**Task**: In your copy, include every line of the listing below exactly but none of the pictures.

**Data supplied**:
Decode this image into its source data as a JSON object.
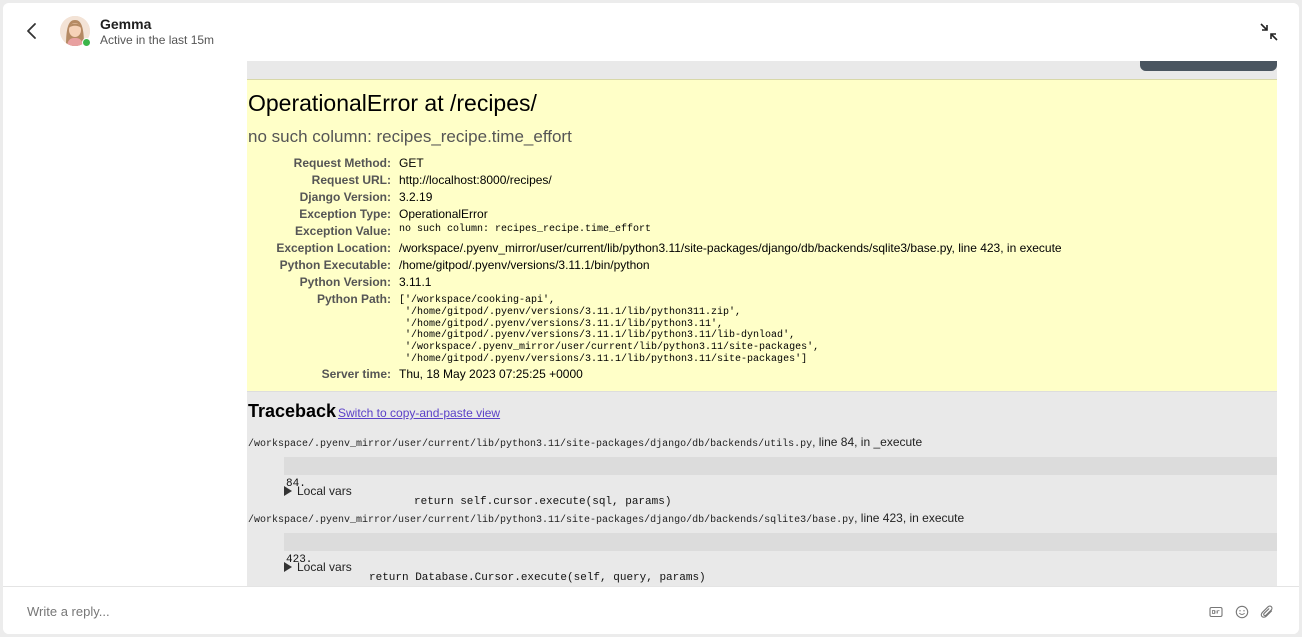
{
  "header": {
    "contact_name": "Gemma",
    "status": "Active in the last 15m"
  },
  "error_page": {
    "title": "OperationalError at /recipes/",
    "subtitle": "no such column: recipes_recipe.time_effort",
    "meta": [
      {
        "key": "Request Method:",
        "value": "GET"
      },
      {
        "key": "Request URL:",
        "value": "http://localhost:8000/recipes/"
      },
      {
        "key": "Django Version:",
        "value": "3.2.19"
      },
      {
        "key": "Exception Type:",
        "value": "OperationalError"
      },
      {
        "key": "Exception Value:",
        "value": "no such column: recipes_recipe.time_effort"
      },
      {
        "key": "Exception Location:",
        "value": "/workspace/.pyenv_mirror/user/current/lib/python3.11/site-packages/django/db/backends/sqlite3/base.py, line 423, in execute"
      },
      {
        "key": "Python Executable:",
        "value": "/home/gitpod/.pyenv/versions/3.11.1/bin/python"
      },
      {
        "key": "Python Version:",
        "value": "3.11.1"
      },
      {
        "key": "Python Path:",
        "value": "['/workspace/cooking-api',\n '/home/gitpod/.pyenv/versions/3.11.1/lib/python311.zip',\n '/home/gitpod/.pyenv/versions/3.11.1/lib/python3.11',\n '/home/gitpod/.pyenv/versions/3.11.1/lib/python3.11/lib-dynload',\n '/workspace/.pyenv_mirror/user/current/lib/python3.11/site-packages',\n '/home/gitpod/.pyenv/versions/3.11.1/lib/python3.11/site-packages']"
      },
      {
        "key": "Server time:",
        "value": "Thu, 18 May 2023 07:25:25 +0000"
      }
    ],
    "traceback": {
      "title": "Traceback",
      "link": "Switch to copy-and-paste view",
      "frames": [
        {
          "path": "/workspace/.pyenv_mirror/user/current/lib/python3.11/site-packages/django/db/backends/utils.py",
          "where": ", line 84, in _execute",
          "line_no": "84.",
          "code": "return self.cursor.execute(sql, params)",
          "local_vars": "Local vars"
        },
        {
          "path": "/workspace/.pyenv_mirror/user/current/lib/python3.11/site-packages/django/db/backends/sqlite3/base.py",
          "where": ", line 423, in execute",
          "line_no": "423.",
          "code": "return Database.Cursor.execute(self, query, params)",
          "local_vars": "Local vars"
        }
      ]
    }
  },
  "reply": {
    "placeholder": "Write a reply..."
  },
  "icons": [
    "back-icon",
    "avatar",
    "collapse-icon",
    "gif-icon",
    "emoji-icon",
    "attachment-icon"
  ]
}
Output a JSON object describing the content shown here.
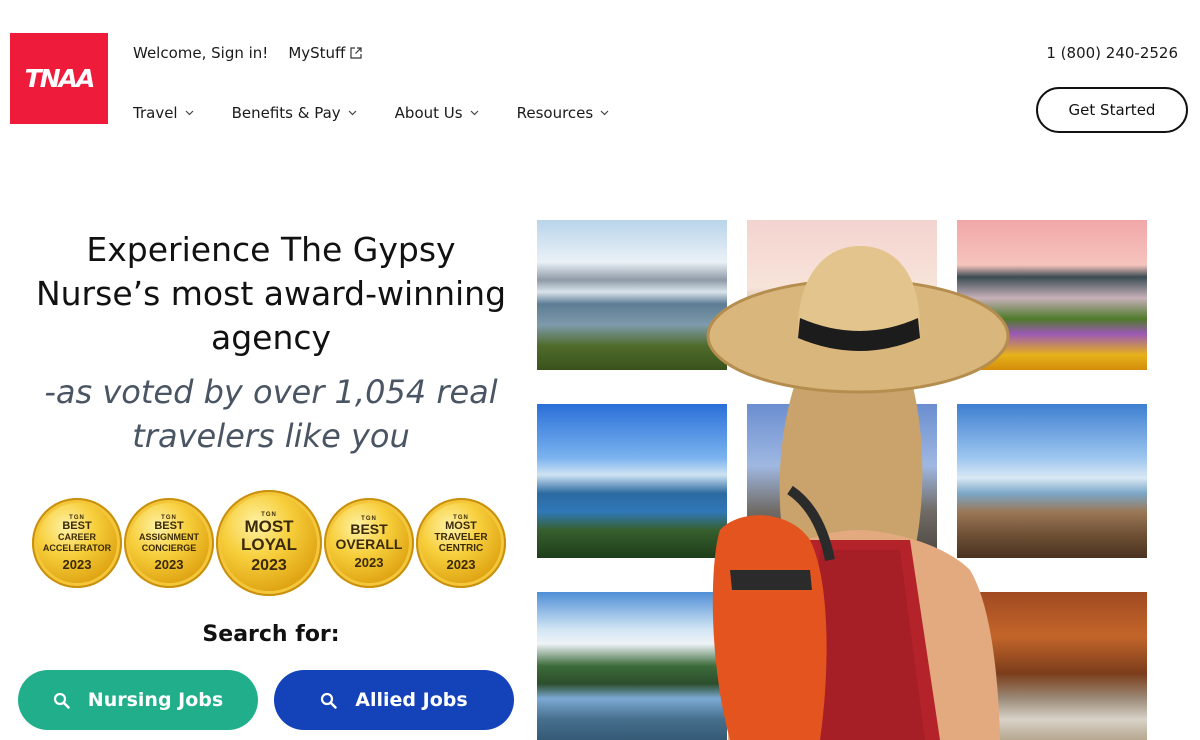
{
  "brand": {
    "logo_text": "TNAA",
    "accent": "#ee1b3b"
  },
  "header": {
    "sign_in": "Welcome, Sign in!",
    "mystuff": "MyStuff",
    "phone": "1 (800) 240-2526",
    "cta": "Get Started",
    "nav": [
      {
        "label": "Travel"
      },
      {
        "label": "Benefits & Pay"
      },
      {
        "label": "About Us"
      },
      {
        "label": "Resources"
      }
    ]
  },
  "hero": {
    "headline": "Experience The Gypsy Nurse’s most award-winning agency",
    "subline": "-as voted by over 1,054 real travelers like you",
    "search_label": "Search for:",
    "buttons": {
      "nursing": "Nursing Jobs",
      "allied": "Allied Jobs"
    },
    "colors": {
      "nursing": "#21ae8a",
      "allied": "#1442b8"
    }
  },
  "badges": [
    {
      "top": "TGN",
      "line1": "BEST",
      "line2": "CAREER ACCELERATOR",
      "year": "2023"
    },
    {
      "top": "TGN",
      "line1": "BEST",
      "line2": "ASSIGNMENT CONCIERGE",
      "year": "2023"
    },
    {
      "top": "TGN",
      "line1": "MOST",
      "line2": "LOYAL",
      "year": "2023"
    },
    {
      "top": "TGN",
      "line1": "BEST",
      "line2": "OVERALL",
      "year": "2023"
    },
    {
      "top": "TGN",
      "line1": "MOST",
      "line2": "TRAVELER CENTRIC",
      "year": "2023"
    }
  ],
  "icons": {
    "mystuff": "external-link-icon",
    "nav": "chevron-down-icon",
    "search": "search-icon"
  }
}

**Exercise response**:
Decode this image into its source data as a JSON object.
{
  "header": {
    "contact_name": "Gemma",
    "status": "Active in the last 15m"
  },
  "error_page": {
    "title": "OperationalError at /recipes/",
    "subtitle": "no such column: recipes_recipe.time_effort",
    "meta": [
      {
        "key": "Request Method:",
        "value": "GET"
      },
      {
        "key": "Request URL:",
        "value": "http://localhost:8000/recipes/"
      },
      {
        "key": "Django Version:",
        "value": "3.2.19"
      },
      {
        "key": "Exception Type:",
        "value": "OperationalError"
      },
      {
        "key": "Exception Value:",
        "value": "no such column: recipes_recipe.time_effort"
      },
      {
        "key": "Exception Location:",
        "value": "/workspace/.pyenv_mirror/user/current/lib/python3.11/site-packages/django/db/backends/sqlite3/base.py, line 423, in execute"
      },
      {
        "key": "Python Executable:",
        "value": "/home/gitpod/.pyenv/versions/3.11.1/bin/python"
      },
      {
        "key": "Python Version:",
        "value": "3.11.1"
      },
      {
        "key": "Python Path:",
        "value": "['/workspace/cooking-api',\n '/home/gitpod/.pyenv/versions/3.11.1/lib/python311.zip',\n '/home/gitpod/.pyenv/versions/3.11.1/lib/python3.11',\n '/home/gitpod/.pyenv/versions/3.11.1/lib/python3.11/lib-dynload',\n '/workspace/.pyenv_mirror/user/current/lib/python3.11/site-packages',\n '/home/gitpod/.pyenv/versions/3.11.1/lib/python3.11/site-packages']"
      },
      {
        "key": "Server time:",
        "value": "Thu, 18 May 2023 07:25:25 +0000"
      }
    ],
    "traceback": {
      "title": "Traceback",
      "link": "Switch to copy-and-paste view",
      "frames": [
        {
          "path": "/workspace/.pyenv_mirror/user/current/lib/python3.11/site-packages/django/db/backends/utils.py",
          "where": ", line 84, in _execute",
          "line_no": "84.",
          "code": "return self.cursor.execute(sql, params)",
          "local_vars": "Local vars"
        },
        {
          "path": "/workspace/.pyenv_mirror/user/current/lib/python3.11/site-packages/django/db/backends/sqlite3/base.py",
          "where": ", line 423, in execute",
          "line_no": "423.",
          "code": "return Database.Cursor.execute(self, query, params)",
          "local_vars": "Local vars"
        }
      ]
    }
  },
  "reply": {
    "placeholder": "Write a reply..."
  },
  "icons": [
    "back-icon",
    "avatar",
    "collapse-icon",
    "gif-icon",
    "emoji-icon",
    "attachment-icon"
  ]
}
Output a JSON object describing the content shown here.
{
  "brand": {
    "logo_text": "TNAA",
    "accent": "#ee1b3b"
  },
  "header": {
    "sign_in": "Welcome, Sign in!",
    "mystuff": "MyStuff",
    "phone": "1 (800) 240-2526",
    "cta": "Get Started",
    "nav": [
      {
        "label": "Travel"
      },
      {
        "label": "Benefits & Pay"
      },
      {
        "label": "About Us"
      },
      {
        "label": "Resources"
      }
    ]
  },
  "hero": {
    "headline": "Experience The Gypsy Nurse’s most award-winning agency",
    "subline": "-as voted by over 1,054 real travelers like you",
    "search_label": "Search for:",
    "buttons": {
      "nursing": "Nursing Jobs",
      "allied": "Allied Jobs"
    },
    "colors": {
      "nursing": "#21ae8a",
      "allied": "#1442b8"
    }
  },
  "badges": [
    {
      "top": "TGN",
      "line1": "BEST",
      "line2": "CAREER ACCELERATOR",
      "year": "2023"
    },
    {
      "top": "TGN",
      "line1": "BEST",
      "line2": "ASSIGNMENT CONCIERGE",
      "year": "2023"
    },
    {
      "top": "TGN",
      "line1": "MOST",
      "line2": "LOYAL",
      "year": "2023"
    },
    {
      "top": "TGN",
      "line1": "BEST",
      "line2": "OVERALL",
      "year": "2023"
    },
    {
      "top": "TGN",
      "line1": "MOST",
      "line2": "TRAVELER CENTRIC",
      "year": "2023"
    }
  ],
  "icons": {
    "mystuff": "external-link-icon",
    "nav": "chevron-down-icon",
    "search": "search-icon"
  }
}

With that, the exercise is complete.